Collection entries
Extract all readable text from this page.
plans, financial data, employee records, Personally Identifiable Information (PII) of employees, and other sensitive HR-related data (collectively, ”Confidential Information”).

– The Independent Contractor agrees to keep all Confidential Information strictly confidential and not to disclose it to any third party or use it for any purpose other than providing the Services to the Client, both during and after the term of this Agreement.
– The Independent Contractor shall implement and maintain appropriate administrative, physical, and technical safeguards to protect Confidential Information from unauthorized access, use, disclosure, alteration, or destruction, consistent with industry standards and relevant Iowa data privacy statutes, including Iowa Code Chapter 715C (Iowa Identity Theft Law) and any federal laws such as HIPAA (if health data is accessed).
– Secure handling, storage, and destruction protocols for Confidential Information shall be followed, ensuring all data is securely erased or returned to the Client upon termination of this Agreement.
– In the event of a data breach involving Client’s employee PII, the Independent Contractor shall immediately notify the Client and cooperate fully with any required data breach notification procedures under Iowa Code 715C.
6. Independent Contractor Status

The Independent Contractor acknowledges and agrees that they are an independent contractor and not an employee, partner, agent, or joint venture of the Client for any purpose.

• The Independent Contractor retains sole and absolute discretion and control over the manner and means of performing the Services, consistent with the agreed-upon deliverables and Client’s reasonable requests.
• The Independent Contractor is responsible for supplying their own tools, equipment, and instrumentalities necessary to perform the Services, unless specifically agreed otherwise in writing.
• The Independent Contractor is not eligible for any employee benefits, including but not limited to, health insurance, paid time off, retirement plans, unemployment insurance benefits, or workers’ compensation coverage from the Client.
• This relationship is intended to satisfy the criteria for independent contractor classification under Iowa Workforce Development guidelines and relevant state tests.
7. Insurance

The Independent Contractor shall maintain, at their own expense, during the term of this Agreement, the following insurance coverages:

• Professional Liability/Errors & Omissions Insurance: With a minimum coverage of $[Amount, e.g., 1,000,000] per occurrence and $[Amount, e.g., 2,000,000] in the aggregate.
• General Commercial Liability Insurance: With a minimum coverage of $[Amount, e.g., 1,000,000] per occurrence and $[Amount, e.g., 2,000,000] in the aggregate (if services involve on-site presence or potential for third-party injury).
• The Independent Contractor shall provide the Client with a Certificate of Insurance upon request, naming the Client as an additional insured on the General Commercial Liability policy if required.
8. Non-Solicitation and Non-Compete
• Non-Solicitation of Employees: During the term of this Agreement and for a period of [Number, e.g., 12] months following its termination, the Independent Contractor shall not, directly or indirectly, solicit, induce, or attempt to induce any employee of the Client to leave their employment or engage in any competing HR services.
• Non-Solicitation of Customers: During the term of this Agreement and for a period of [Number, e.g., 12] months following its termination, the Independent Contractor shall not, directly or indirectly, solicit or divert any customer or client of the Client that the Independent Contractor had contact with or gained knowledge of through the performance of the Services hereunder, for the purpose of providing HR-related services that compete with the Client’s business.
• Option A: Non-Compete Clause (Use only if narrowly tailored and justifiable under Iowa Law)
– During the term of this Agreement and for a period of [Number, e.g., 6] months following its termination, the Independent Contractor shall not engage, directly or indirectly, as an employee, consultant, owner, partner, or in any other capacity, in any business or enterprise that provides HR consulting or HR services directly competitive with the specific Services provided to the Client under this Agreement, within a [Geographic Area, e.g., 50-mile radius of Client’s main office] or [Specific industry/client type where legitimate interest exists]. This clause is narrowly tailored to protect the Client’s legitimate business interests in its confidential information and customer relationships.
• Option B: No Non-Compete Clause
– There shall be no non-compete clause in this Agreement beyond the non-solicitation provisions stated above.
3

Given problem
Within the material above, find the lines that contain the word "upon"; copy them.

Answer
– Secure handling, storage, and destruction protocols for Confidential Information shall be followed, ensuring all data is securely erased or returned to the Client upon termination of this Agreement.
• The Independent Contractor retains sole and absolute discretion and control over the manner and means of performing the Services, consistent with the agreed-upon deliverables and Client’s reasonable requests.
• The Independent Contractor shall provide the Client with a Certificate of Insurance upon request, naming the Client as an additional insured on the General Commercial Liability policy if required.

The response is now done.